Written request:
What follows is a block of records; reproduce all of it verbatim.

Material supplied:

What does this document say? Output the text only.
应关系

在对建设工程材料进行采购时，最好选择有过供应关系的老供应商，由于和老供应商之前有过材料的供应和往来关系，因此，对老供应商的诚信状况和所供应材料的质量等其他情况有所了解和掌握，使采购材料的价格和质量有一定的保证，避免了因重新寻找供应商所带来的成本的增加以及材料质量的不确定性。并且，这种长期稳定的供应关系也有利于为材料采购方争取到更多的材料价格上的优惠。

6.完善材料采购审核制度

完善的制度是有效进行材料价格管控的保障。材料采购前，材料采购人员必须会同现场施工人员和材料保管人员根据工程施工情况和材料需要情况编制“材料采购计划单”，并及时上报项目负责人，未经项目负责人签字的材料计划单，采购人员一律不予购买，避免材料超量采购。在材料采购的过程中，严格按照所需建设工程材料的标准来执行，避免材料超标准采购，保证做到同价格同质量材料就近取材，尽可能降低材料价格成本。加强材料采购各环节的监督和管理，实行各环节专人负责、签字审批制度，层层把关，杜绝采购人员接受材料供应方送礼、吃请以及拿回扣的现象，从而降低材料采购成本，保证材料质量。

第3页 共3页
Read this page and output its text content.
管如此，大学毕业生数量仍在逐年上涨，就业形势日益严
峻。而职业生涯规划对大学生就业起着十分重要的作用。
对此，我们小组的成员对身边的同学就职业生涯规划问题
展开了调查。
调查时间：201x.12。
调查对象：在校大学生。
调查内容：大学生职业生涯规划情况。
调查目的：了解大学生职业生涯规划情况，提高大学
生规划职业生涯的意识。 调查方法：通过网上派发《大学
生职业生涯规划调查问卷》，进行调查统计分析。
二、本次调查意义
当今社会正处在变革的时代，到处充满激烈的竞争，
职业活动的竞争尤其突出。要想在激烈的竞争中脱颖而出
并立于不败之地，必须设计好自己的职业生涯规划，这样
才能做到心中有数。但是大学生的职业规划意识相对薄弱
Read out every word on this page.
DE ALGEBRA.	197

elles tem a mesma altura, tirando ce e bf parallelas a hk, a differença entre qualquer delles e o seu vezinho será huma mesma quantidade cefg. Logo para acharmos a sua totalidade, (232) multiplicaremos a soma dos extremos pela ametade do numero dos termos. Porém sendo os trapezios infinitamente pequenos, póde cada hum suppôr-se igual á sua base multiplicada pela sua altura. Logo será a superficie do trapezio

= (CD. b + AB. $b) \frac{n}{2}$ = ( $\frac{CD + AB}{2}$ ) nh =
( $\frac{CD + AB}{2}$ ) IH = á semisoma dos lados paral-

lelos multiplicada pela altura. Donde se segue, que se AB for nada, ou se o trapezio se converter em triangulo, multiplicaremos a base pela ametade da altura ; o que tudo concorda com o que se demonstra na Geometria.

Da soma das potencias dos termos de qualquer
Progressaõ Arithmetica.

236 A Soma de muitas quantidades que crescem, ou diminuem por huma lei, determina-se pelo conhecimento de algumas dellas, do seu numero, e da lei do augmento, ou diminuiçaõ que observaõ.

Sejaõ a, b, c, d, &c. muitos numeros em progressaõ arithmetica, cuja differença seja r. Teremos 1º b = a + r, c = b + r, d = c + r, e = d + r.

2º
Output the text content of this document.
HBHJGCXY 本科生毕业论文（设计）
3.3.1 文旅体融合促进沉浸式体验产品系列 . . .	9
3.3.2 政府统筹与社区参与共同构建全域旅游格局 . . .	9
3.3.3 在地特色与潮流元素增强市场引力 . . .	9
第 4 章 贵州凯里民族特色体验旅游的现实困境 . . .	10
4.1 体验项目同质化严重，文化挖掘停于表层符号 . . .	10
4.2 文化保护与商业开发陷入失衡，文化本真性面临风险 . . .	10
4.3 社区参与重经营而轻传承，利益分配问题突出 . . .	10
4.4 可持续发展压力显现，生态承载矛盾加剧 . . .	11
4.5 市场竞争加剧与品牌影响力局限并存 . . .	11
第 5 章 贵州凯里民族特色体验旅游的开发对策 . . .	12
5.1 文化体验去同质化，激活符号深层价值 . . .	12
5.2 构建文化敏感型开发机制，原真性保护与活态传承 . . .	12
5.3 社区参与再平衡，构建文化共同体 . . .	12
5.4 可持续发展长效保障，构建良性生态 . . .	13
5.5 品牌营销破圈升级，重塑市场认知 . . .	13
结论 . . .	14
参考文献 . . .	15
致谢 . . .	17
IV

Finished exercise:
What does this document say? Output the text only.
应关系

在对建设工程材料进行采购时，最好选择有过供应关系的老供应商，由于和老供应商之前有过材料的供应和往来关系，因此，对老供应商的诚信状况和所供应材料的质量等其他情况有所了解和掌握，使采购材料的价格和质量有一定的保证，避免了因重新寻找供应商所带来的成本的增加以及材料质量的不确定性。并且，这种长期稳定的供应关系也有利于为材料采购方争取到更多的材料价格上的优惠。

6.完善材料采购审核制度

完善的制度是有效进行材料价格管控的保障。材料采购前，材料采购人员必须会同现场施工人员和材料保管人员根据工程施工情况和材料需要情况编制“材料采购计划单”，并及时上报项目负责人，未经项目负责人签字的材料计划单，采购人员一律不予购买，避免材料超量采购。在材料采购的过程中，严格按照所需建设工程材料的标准来执行，避免材料超标准采购，保证做到同价格同质量材料就近取材，尽可能降低材料价格成本。加强材料采购各环节的监督和管理，实行各环节专人负责、签字审批制度，层层把关，杜绝采购人员接受材料供应方送礼、吃请以及拿回扣的现象，从而降低材料采购成本，保证材料质量。

第3页 共3页
Read this page and output its text content.
管如此，大学毕业生数量仍在逐年上涨，就业形势日益严
峻。而职业生涯规划对大学生就业起着十分重要的作用。
对此，我们小组的成员对身边的同学就职业生涯规划问题
展开了调查。
调查时间：201x.12。
调查对象：在校大学生。
调查内容：大学生职业生涯规划情况。
调查目的：了解大学生职业生涯规划情况，提高大学
生规划职业生涯的意识。 调查方法：通过网上派发《大学
生职业生涯规划调查问卷》，进行调查统计分析。
二、本次调查意义
当今社会正处在变革的时代，到处充满激烈的竞争，
职业活动的竞争尤其突出。要想在激烈的竞争中脱颖而出
并立于不败之地，必须设计好自己的职业生涯规划，这样
才能做到心中有数。但是大学生的职业规划意识相对薄弱
Read out every word on this page.
DE ALGEBRA.	197

elles tem a mesma altura, tirando ce e bf parallelas a hk, a differença entre qualquer delles e o seu vezinho será huma mesma quantidade cefg. Logo para acharmos a sua totalidade, (232) multiplicaremos a soma dos extremos pela ametade do numero dos termos. Porém sendo os trapezios infinitamente pequenos, póde cada hum suppôr-se igual á sua base multiplicada pela sua altura. Logo será a superficie do trapezio

= (CD. b + AB. $b) \frac{n}{2}$ = ( $\frac{CD + AB}{2}$ ) nh =
( $\frac{CD + AB}{2}$ ) IH = á semisoma dos lados paral-

lelos multiplicada pela altura. Donde se segue, que se AB for nada, ou se o trapezio se converter em triangulo, multiplicaremos a base pela ametade da altura ; o que tudo concorda com o que se demonstra na Geometria.

Da soma das potencias dos termos de qualquer
Progressaõ Arithmetica.

236 A Soma de muitas quantidades que crescem, ou diminuem por huma lei, determina-se pelo conhecimento de algumas dellas, do seu numero, e da lei do augmento, ou diminuiçaõ que observaõ.

Sejaõ a, b, c, d, &c. muitos numeros em progressaõ arithmetica, cuja differença seja r. Teremos 1º b = a + r, c = b + r, d = c + r, e = d + r.

2º
Output the text content of this document.
HBHJGCXY 本科生毕业论文（设计）
3.3.1 文旅体融合促进沉浸式体验产品系列 . . .	9
3.3.2 政府统筹与社区参与共同构建全域旅游格局 . . .	9
3.3.3 在地特色与潮流元素增强市场引力 . . .	9
第 4 章 贵州凯里民族特色体验旅游的现实困境 . . .	10
4.1 体验项目同质化严重，文化挖掘停于表层符号 . . .	10
4.2 文化保护与商业开发陷入失衡，文化本真性面临风险 . . .	10
4.3 社区参与重经营而轻传承，利益分配问题突出 . . .	10
4.4 可持续发展压力显现，生态承载矛盾加剧 . . .	11
4.5 市场竞争加剧与品牌影响力局限并存 . . .	11
第 5 章 贵州凯里民族特色体验旅游的开发对策 . . .	12
5.1 文化体验去同质化，激活符号深层价值 . . .	12
5.2 构建文化敏感型开发机制，原真性保护与活态传承 . . .	12
5.3 社区参与再平衡，构建文化共同体 . . .	12
5.4 可持续发展长效保障，构建良性生态 . . .	13
5.5 品牌营销破圈升级，重塑市场认知 . . .	13
结论 . . .	14
参考文献 . . .	15
致谢 . . .	17
IV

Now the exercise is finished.